(Dataset items)
● ● ●

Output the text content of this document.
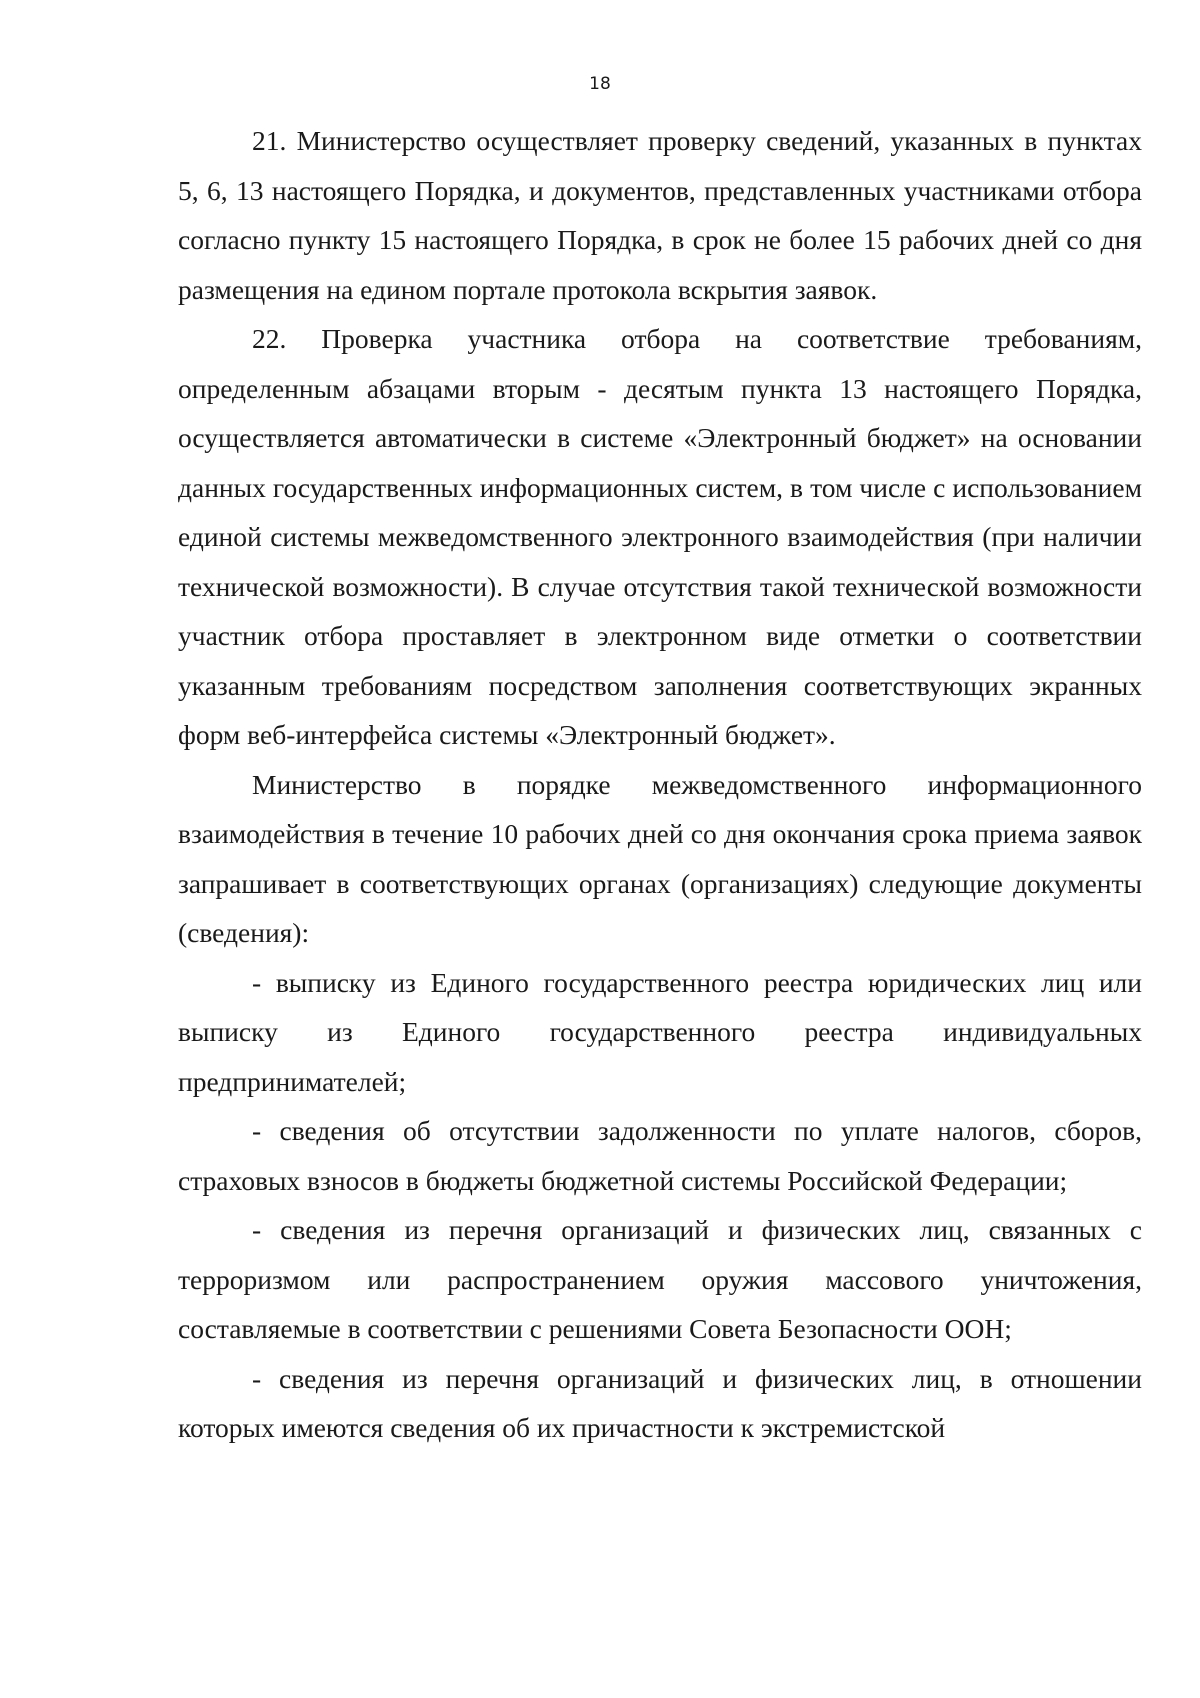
18

21. Министерство осуществляет проверку сведений, указанных в пунктах 5, 6, 13 настоящего Порядка, и документов, представленных участниками отбора согласно пункту 15 настоящего Порядка, в срок не более 15 рабочих дней со дня размещения на едином портале протокола вскрытия заявок.

22. Проверка участника отбора на соответствие требованиям, определенным абзацами вторым - десятым пункта 13 настоящего Порядка, осуществляется автоматически в системе «Электронный бюджет» на основании данных государственных информационных систем, в том числе с использованием единой системы межведомственного электронного взаимодействия (при наличии технической возможности). В случае отсутствия такой технической возможности участник отбора проставляет в электронном виде отметки о соответствии указанным требованиям посредством заполнения соответствующих экранных форм веб-интерфейса системы «Электронный бюджет».

Министерство в порядке межведомственного информационного взаимодействия в течение 10 рабочих дней со дня окончания срока приема заявок запрашивает в соответствующих органах (организациях) следующие документы (сведения):

- выписку из Единого государственного реестра юридических лиц или выписку из Единого государственного реестра индивидуальных предпринимателей;

- сведения об отсутствии задолженности по уплате налогов, сборов, страховых взносов в бюджеты бюджетной системы Российской Федерации;

- сведения из перечня организаций и физических лиц, связанных с терроризмом или распространением оружия массового уничтожения, составляемые в соответствии с решениями Совета Безопасности ООН;

- сведения из перечня организаций и физических лиц, в отношении которых имеются сведения об их причастности к экстремистской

● ● ●

Problem requirements:
Copy out each line exactly, without the pictures.

Task solution:
Output the text content of this document.
18

21. Министерство осуществляет проверку сведений, указанных в пунктах 5, 6, 13 настоящего Порядка, и документов, представленных участниками отбора согласно пункту 15 настоящего Порядка, в срок не более 15 рабочих дней со дня размещения на едином портале протокола вскрытия заявок.

22. Проверка участника отбора на соответствие требованиям, определенным абзацами вторым - десятым пункта 13 настоящего Порядка, осуществляется автоматически в системе «Электронный бюджет» на основании данных государственных информационных систем, в том числе с использованием единой системы межведомственного электронного взаимодействия (при наличии технической возможности). В случае отсутствия такой технической возможности участник отбора проставляет в электронном виде отметки о соответствии указанным требованиям посредством заполнения соответствующих экранных форм веб-интерфейса системы «Электронный бюджет».

Министерство в порядке межведомственного информационного взаимодействия в течение 10 рабочих дней со дня окончания срока приема заявок запрашивает в соответствующих органах (организациях) следующие документы (сведения):

- выписку из Единого государственного реестра юридических лиц или выписку из Единого государственного реестра индивидуальных предпринимателей;

- сведения об отсутствии задолженности по уплате налогов, сборов, страховых взносов в бюджеты бюджетной системы Российской Федерации;

- сведения из перечня организаций и физических лиц, связанных с терроризмом или распространением оружия массового уничтожения, составляемые в соответствии с решениями Совета Безопасности ООН;

- сведения из перечня организаций и физических лиц, в отношении которых имеются сведения об их причастности к экстремистской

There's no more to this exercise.